**Required task**. Wherever the string "характеристика" occurs in a line of these records, report that line.

— BEGIN Stored rows —

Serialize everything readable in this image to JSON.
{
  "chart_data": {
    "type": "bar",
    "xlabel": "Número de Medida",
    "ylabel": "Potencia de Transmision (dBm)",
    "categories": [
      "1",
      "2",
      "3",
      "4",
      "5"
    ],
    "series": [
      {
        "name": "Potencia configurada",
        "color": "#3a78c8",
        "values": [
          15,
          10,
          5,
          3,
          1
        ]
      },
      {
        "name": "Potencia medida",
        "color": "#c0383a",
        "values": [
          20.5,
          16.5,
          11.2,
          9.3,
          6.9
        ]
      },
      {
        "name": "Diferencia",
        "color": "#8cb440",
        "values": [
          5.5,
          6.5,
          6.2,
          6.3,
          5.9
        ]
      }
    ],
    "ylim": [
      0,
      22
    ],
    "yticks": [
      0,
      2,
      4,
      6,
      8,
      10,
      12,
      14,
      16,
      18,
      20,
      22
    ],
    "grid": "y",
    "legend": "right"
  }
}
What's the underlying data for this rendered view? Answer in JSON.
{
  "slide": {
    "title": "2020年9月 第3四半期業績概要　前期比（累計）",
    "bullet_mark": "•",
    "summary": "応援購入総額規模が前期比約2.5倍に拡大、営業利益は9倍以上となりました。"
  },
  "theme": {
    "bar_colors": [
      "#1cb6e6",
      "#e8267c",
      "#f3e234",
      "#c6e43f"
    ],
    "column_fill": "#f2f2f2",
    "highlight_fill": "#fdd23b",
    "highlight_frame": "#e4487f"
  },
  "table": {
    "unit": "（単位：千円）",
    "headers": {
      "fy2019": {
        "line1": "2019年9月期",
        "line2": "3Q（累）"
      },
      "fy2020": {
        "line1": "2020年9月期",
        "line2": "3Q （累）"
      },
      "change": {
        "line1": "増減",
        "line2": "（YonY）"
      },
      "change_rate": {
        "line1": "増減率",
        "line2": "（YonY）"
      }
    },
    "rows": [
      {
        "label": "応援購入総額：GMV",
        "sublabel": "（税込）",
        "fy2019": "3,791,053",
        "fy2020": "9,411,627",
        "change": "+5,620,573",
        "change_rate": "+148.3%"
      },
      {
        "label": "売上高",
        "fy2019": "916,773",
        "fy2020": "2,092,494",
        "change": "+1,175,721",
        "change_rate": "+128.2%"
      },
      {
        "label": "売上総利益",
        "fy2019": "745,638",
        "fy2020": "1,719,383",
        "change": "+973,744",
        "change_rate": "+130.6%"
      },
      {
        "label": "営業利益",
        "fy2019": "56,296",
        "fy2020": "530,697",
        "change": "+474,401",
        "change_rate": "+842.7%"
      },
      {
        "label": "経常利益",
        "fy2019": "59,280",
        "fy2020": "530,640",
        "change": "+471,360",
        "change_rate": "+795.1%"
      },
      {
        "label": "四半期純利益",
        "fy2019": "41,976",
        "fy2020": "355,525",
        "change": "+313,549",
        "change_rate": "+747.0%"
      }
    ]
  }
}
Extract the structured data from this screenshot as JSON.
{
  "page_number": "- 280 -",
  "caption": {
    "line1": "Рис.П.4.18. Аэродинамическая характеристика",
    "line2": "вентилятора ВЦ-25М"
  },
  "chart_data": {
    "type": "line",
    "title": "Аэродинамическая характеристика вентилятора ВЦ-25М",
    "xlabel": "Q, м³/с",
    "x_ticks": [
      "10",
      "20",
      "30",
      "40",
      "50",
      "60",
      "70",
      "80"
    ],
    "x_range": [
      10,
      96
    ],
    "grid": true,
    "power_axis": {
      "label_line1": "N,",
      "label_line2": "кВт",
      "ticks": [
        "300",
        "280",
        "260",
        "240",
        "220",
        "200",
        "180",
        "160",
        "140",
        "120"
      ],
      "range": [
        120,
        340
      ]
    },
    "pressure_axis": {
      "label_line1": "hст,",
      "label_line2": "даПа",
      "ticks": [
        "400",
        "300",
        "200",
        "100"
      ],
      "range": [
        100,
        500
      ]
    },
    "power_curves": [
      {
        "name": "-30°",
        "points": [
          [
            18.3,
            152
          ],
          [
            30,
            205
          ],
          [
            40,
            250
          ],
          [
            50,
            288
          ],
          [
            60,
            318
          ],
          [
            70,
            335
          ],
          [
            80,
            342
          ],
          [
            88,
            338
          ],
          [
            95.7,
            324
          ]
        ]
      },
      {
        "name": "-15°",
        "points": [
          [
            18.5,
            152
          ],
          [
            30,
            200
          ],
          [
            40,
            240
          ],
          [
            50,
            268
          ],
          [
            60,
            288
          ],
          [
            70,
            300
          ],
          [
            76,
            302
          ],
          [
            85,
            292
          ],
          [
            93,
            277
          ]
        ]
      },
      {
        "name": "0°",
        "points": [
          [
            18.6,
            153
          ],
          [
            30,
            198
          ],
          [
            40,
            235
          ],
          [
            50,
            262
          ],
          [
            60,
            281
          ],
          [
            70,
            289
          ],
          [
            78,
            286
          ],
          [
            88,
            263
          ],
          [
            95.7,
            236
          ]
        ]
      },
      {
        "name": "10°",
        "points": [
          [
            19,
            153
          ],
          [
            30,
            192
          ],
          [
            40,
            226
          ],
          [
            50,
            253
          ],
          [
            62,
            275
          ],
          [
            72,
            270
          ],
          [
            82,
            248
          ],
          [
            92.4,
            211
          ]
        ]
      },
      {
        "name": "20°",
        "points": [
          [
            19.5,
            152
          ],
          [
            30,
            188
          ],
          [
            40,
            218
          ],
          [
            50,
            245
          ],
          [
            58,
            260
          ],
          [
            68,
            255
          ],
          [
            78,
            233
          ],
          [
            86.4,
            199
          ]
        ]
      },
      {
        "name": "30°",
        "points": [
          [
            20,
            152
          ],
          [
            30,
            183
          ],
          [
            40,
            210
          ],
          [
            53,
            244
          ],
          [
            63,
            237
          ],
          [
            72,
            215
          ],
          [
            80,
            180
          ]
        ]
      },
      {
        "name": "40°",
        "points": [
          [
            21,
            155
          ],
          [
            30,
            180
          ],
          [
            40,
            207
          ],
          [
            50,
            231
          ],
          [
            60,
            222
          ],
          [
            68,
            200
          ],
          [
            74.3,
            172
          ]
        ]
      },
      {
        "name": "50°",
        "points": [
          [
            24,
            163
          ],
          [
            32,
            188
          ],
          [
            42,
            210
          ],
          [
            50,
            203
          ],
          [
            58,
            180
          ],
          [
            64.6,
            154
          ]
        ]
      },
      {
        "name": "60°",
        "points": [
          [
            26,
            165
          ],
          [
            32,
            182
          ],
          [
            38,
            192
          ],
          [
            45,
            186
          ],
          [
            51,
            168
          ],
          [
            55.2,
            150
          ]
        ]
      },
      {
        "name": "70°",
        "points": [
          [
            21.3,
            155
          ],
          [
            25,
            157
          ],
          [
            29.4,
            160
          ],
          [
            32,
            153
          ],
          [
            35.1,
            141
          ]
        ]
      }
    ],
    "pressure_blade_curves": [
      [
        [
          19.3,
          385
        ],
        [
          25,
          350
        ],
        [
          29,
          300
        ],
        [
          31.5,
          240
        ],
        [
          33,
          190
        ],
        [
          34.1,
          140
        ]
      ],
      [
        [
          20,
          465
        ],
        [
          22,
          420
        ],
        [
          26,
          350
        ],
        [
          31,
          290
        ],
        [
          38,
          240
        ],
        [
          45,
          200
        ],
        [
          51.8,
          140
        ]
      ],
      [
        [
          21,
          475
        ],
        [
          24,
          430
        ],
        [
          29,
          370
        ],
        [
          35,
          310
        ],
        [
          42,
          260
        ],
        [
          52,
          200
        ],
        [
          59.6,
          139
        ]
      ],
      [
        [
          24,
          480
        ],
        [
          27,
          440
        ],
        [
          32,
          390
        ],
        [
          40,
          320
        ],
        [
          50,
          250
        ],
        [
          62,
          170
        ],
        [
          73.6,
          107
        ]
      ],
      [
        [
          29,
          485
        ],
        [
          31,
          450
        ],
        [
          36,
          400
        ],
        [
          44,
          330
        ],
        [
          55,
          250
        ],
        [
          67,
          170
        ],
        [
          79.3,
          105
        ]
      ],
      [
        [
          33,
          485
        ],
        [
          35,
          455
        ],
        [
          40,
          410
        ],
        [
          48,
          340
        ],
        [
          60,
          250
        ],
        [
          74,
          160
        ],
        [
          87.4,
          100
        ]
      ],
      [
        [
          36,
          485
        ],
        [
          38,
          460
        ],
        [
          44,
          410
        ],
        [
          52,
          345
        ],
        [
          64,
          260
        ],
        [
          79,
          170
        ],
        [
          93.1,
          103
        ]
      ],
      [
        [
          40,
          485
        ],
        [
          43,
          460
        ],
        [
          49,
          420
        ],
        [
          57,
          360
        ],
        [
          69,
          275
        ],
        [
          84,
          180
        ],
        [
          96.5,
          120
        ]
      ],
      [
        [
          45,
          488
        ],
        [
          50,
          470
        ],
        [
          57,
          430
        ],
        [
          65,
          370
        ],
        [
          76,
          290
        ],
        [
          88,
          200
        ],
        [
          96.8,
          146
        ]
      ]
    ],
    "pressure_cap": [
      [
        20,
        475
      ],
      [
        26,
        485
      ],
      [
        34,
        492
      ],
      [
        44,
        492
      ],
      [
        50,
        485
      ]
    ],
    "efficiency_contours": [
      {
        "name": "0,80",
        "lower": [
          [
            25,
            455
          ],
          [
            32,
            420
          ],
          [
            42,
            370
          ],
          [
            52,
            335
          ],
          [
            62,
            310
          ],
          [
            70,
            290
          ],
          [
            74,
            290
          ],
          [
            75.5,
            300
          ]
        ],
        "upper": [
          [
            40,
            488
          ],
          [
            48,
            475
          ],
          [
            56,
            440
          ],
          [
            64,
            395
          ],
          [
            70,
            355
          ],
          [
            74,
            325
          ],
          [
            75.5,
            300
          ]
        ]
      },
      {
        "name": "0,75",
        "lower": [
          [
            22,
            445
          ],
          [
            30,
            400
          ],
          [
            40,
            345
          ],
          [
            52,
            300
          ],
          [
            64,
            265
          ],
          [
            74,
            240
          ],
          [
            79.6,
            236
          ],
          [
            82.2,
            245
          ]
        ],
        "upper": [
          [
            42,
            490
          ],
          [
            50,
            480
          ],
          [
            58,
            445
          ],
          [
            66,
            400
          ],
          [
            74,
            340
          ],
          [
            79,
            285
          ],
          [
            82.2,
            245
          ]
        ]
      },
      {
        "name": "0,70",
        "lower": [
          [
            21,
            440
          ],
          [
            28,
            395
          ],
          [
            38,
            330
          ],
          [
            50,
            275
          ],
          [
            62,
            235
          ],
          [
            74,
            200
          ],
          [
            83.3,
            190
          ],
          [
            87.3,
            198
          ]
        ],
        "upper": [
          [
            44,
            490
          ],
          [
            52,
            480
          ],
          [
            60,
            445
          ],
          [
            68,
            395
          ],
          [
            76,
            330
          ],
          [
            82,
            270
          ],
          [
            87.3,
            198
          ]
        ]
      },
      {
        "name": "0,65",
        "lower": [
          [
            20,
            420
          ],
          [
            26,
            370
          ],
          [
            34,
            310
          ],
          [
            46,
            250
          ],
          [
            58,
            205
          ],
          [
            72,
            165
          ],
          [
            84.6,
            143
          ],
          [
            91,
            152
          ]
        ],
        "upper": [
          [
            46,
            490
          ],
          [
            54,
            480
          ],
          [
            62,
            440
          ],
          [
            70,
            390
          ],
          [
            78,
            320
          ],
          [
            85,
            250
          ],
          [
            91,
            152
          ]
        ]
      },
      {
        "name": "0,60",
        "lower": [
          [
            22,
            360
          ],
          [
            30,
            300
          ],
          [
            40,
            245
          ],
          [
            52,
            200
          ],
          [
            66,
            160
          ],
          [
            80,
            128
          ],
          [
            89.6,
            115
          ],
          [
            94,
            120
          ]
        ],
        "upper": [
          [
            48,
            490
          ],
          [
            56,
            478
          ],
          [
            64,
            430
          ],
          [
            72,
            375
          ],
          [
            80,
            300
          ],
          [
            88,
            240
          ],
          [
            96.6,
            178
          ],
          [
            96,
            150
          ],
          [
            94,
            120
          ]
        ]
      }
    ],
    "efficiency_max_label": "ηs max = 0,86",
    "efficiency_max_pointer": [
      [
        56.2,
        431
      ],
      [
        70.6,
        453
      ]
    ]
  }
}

— END Stored rows —

**Written answer**.
    "line1": "Рис.П.4.18. Аэродинамическая характеристика",
    "title": "Аэродинамическая характеристика вентилятора ВЦ-25М",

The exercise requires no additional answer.